Transcribe all the entries word for word, skipping the pictures.

★ ★ ★ ★

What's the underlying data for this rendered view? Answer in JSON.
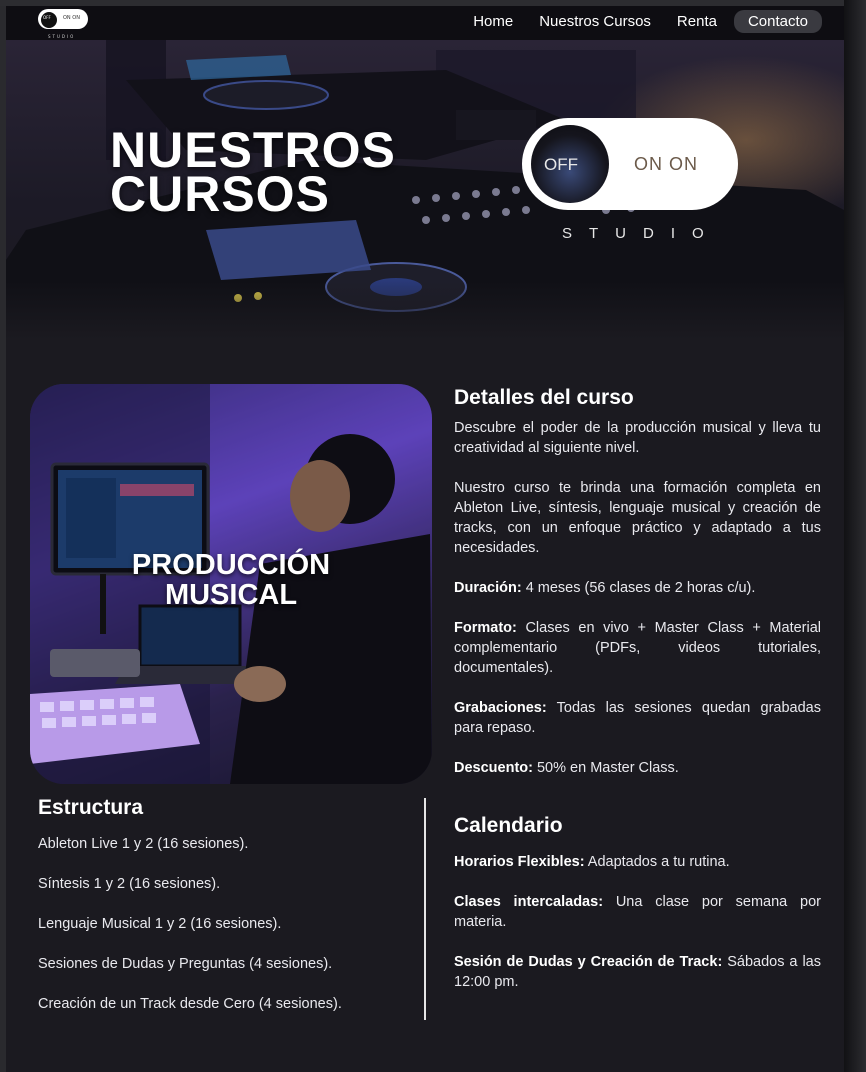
{
  "nav": {
    "logo": {
      "off": "OFF",
      "on": "ON ON",
      "studio": "STUDIO"
    },
    "links": [
      "Home",
      "Nuestros Cursos",
      "Renta",
      "Contacto"
    ]
  },
  "hero": {
    "title_line1": "NUESTROS",
    "title_line2": "CURSOS",
    "logo_off": "OFF",
    "logo_on": "ON ON",
    "logo_studio": "STUDIO"
  },
  "course": {
    "title_line1": "PRODUCCIÓN",
    "title_line2": "MUSICAL"
  },
  "details": {
    "heading": "Detalles del curso",
    "intro": "Descubre el poder de la producción musical y lleva tu creatividad al siguiente nivel.",
    "description": "Nuestro curso te brinda una formación completa en Ableton Live, síntesis, lenguaje musical y creación de tracks, con un enfoque práctico y adaptado a tus necesidades.",
    "duracion_label": "Duración:",
    "duracion_value": " 4 meses (56 clases de 2 horas c/u).",
    "formato_label": "Formato:",
    "formato_value": " Clases en vivo + Master Class + Material complementario (PDFs, videos tutoriales, documentales).",
    "grabaciones_label": "Grabaciones:",
    "grabaciones_value": " Todas las sesiones quedan grabadas para repaso.",
    "descuento_label": "Descuento:",
    "descuento_value": " 50% en Master Class."
  },
  "estructura": {
    "heading": "Estructura",
    "items": [
      "Ableton Live 1 y 2 (16 sesiones).",
      "Síntesis 1 y 2 (16 sesiones).",
      "Lenguaje Musical 1 y 2 (16 sesiones).",
      "Sesiones de Dudas y Preguntas (4 sesiones).",
      "Creación de un Track desde Cero (4 sesiones)."
    ]
  },
  "calendario": {
    "heading": "Calendario",
    "horarios_label": "Horarios Flexibles:",
    "horarios_value": " Adaptados a tu rutina.",
    "clases_label": "Clases intercaladas:",
    "clases_value": " Una clase por semana por materia.",
    "sesion_label": "Sesión de Dudas y Creación de Track:",
    "sesion_value": " Sábados a las 12:00 pm."
  }
}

★ ★ ★ ★

### EXERCISE OUTPUT:
What's the underlying data for this rendered view? Answer in JSON.
{
  "nav": {
    "logo": {
      "off": "OFF",
      "on": "ON ON",
      "studio": "STUDIO"
    },
    "links": [
      "Home",
      "Nuestros Cursos",
      "Renta",
      "Contacto"
    ]
  },
  "hero": {
    "title_line1": "NUESTROS",
    "title_line2": "CURSOS",
    "logo_off": "OFF",
    "logo_on": "ON ON",
    "logo_studio": "STUDIO"
  },
  "course": {
    "title_line1": "PRODUCCIÓN",
    "title_line2": "MUSICAL"
  },
  "details": {
    "heading": "Detalles del curso",
    "intro": "Descubre el poder de la producción musical y lleva tu creatividad al siguiente nivel.",
    "description": "Nuestro curso te brinda una formación completa en Ableton Live, síntesis, lenguaje musical y creación de tracks, con un enfoque práctico y adaptado a tus necesidades.",
    "duracion_label": "Duración:",
    "duracion_value": " 4 meses (56 clases de 2 horas c/u).",
    "formato_label": "Formato:",
    "formato_value": " Clases en vivo + Master Class + Material complementario (PDFs, videos tutoriales, documentales).",
    "grabaciones_label": "Grabaciones:",
    "grabaciones_value": " Todas las sesiones quedan grabadas para repaso.",
    "descuento_label": "Descuento:",
    "descuento_value": " 50% en Master Class."
  },
  "estructura": {
    "heading": "Estructura",
    "items": [
      "Ableton Live 1 y 2 (16 sesiones).",
      "Síntesis 1 y 2 (16 sesiones).",
      "Lenguaje Musical 1 y 2 (16 sesiones).",
      "Sesiones de Dudas y Preguntas (4 sesiones).",
      "Creación de un Track desde Cero (4 sesiones)."
    ]
  },
  "calendario": {
    "heading": "Calendario",
    "horarios_label": "Horarios Flexibles:",
    "horarios_value": " Adaptados a tu rutina.",
    "clases_label": "Clases intercaladas:",
    "clases_value": " Una clase por semana por materia.",
    "sesion_label": "Sesión de Dudas y Creación de Track:",
    "sesion_value": " Sábados a las 12:00 pm."
  }
}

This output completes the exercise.